━━ PROVIDED RECORDS

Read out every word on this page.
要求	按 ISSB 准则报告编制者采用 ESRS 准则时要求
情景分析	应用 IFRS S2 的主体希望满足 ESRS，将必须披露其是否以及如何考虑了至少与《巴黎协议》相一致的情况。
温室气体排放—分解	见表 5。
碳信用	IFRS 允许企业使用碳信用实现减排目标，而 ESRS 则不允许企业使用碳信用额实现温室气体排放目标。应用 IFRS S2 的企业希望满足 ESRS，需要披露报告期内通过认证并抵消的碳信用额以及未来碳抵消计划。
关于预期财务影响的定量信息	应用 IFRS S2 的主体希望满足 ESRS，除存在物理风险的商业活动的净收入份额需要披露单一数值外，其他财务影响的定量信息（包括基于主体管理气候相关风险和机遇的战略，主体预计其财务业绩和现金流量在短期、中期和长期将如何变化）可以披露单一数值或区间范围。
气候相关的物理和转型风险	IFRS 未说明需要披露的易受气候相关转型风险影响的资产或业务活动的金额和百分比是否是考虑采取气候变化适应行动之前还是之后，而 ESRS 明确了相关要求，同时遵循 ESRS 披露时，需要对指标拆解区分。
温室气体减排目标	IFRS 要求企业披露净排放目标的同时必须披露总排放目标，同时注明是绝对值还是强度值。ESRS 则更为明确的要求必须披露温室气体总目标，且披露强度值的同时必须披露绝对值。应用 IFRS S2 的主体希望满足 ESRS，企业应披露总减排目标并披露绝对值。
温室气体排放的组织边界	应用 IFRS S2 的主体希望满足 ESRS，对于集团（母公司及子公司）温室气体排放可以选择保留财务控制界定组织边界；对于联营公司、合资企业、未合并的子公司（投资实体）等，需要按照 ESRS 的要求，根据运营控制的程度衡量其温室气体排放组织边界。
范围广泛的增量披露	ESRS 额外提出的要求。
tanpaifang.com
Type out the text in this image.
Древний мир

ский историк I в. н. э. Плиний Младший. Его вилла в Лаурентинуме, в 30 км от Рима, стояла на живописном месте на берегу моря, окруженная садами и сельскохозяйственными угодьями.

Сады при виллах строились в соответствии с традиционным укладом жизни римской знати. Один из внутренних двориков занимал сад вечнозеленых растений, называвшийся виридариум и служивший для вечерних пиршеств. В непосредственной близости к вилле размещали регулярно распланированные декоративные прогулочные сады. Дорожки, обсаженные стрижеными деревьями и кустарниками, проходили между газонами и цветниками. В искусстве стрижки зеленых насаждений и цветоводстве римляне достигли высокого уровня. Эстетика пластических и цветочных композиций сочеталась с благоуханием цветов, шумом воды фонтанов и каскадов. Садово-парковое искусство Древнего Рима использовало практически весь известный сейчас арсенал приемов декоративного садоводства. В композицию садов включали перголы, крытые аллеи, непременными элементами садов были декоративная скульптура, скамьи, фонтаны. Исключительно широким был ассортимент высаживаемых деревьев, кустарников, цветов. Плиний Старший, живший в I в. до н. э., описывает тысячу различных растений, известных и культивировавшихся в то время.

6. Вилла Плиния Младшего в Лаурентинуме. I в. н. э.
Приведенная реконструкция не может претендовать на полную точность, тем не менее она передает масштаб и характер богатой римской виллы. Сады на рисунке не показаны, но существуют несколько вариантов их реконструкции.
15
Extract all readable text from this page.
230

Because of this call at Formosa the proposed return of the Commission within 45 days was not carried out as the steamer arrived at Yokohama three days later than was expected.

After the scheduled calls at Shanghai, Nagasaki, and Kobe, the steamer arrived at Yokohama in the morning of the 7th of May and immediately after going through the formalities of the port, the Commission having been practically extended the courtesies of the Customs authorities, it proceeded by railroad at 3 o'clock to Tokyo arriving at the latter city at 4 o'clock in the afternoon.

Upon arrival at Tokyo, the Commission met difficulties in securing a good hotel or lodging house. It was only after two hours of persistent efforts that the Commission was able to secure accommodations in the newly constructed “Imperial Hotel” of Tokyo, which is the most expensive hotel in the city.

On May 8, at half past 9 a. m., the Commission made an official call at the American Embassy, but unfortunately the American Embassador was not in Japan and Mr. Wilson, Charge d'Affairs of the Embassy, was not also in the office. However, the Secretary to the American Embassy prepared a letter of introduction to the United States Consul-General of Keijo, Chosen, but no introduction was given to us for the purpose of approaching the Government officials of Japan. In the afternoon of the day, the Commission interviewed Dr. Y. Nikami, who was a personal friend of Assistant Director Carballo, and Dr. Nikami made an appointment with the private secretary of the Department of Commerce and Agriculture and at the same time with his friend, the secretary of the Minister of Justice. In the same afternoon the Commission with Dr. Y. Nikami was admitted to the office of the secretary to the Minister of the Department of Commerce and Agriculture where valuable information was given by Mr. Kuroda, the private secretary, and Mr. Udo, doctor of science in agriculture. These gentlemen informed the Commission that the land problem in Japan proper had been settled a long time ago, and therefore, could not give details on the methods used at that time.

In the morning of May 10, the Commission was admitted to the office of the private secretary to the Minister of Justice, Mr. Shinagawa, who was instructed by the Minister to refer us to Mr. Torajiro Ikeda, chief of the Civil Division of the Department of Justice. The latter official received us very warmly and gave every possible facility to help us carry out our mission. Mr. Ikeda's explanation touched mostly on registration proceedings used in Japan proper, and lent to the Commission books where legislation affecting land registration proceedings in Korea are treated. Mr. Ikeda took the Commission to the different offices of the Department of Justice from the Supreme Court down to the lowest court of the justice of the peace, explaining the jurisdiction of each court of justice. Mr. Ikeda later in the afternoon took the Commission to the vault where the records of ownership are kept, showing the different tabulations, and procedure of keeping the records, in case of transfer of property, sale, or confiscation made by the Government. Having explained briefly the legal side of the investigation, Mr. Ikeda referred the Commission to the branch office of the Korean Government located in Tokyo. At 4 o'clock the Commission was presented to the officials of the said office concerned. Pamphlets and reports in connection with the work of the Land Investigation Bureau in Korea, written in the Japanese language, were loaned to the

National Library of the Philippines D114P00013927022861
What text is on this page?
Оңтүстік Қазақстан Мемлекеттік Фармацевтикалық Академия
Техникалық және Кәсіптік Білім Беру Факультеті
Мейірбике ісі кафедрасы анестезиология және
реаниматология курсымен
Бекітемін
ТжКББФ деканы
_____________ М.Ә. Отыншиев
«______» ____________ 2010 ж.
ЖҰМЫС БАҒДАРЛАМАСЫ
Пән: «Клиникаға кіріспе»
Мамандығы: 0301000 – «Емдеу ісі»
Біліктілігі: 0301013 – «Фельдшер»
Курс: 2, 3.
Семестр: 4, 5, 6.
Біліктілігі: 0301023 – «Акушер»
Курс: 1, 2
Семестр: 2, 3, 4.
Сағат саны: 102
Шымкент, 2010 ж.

━━━━

**DIRECTIONS FOR THIS TASK**: Go through the material line by line. Show each line that contains the string "Лаурентинуме".

**WRITTEN RESPONSE**:
ский историк I в. н. э. Плиний Младший. Его вилла в Лаурентинуме, в 30 км от Рима, стояла на живописном месте на берегу моря, окруженная садами и сельскохозяйственными угодьями.
6. Вилла Плиния Младшего в Лаурентинуме. I в. н. э.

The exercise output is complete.